* Exercise input *
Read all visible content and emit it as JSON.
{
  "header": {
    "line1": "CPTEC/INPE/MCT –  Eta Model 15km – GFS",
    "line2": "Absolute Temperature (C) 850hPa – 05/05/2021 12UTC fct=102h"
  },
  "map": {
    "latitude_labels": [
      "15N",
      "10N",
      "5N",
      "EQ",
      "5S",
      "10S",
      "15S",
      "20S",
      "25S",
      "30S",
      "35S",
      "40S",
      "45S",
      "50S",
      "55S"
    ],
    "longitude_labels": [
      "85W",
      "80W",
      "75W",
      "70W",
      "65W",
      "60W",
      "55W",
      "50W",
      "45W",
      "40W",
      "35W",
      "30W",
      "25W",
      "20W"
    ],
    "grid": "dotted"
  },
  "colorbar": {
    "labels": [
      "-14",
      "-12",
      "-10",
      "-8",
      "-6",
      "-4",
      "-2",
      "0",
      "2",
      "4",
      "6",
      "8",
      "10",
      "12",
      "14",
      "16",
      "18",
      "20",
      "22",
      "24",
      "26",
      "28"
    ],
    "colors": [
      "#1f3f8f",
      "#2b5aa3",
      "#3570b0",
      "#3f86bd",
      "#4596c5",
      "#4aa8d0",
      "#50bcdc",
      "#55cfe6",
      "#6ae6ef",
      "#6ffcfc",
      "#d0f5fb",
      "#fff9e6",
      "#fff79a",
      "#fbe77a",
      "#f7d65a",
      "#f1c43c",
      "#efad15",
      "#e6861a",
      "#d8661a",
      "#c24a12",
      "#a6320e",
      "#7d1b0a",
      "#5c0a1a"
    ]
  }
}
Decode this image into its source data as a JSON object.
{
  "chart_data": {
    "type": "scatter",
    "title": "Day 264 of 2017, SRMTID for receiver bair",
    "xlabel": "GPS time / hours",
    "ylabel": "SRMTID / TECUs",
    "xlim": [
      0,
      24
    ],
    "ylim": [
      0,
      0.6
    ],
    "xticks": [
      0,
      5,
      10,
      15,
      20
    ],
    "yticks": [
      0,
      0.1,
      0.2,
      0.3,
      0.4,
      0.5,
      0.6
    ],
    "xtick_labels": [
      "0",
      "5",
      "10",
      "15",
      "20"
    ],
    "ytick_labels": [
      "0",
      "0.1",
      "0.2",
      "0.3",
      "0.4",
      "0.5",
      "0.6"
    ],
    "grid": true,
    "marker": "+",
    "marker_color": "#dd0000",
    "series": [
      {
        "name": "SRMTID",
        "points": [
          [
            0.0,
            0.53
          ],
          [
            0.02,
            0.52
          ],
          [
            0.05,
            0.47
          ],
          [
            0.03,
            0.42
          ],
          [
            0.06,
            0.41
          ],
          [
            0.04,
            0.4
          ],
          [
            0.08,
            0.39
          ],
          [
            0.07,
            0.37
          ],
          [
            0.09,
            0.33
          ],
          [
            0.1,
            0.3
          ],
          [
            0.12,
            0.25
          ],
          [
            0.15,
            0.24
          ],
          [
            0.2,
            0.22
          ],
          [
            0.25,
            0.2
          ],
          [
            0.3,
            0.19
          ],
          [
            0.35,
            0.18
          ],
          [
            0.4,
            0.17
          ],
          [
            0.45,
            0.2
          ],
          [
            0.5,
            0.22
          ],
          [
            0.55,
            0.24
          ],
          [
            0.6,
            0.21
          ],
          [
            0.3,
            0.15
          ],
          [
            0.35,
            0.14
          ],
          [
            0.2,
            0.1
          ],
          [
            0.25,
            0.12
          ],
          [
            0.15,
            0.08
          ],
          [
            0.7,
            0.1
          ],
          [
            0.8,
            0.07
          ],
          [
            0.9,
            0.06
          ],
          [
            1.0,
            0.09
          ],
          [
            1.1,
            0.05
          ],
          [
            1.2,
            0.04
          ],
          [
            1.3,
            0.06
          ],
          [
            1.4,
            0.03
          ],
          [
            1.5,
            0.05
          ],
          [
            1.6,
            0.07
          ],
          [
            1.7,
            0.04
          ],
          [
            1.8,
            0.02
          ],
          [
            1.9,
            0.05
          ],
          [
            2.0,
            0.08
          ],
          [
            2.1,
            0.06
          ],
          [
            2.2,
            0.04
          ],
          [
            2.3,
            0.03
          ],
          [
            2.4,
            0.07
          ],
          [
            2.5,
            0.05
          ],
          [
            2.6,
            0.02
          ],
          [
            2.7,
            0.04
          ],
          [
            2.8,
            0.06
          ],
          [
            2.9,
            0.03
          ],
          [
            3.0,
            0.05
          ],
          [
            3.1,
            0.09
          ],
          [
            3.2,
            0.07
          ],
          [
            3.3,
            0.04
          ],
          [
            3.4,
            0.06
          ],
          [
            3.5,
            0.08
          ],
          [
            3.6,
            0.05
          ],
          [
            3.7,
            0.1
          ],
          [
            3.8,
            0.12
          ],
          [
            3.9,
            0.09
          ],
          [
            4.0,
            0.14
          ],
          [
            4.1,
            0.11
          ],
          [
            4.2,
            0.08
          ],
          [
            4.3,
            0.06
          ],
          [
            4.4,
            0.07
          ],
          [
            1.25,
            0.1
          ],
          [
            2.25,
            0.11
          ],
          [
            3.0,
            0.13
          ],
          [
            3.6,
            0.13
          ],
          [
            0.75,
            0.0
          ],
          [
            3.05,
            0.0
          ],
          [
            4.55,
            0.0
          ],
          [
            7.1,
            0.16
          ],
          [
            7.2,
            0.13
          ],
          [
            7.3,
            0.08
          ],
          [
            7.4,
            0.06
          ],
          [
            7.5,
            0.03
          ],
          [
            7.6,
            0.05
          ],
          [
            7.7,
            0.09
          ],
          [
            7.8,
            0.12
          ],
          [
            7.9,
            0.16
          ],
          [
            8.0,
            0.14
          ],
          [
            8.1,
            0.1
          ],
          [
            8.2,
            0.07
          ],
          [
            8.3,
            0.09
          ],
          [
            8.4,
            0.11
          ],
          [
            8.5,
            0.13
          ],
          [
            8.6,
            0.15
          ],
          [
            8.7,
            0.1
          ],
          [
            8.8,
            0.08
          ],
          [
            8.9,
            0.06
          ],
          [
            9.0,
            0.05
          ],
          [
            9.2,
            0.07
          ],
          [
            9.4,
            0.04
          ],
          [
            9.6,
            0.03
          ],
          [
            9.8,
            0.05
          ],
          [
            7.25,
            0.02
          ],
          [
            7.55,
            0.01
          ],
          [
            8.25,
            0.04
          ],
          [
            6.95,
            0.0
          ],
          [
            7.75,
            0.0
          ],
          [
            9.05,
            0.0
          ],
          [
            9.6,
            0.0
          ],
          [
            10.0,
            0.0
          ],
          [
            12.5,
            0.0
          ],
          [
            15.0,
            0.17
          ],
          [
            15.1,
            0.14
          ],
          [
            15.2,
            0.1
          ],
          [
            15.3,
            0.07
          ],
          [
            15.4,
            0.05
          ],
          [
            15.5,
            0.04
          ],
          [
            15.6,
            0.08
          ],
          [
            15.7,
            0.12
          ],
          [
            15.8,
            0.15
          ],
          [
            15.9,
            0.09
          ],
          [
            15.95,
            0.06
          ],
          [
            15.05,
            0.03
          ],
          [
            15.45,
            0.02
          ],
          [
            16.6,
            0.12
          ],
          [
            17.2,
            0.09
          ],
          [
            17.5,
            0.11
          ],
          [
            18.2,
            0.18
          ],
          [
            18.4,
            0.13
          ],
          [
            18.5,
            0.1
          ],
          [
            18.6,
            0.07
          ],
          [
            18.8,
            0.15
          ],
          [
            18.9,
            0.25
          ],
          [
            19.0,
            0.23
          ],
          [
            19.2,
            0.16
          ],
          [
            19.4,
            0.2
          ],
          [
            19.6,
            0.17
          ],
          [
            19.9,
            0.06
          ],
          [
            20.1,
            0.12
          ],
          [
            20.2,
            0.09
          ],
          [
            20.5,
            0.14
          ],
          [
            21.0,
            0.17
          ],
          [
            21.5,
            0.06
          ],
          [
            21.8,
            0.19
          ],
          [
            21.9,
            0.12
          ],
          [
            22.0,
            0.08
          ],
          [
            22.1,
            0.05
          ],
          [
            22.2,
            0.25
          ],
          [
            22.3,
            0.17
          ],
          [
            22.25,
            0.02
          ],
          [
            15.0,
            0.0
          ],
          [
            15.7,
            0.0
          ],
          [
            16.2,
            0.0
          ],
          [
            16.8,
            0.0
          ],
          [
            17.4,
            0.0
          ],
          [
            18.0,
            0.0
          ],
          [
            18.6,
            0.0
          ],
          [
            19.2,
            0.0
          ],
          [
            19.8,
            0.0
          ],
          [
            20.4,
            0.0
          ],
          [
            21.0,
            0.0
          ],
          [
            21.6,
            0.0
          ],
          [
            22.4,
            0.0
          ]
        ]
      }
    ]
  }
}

* Description of the task *
Lines in the records that hold the word "SRMTID" are to be counted; give only the total.

* Written response *
3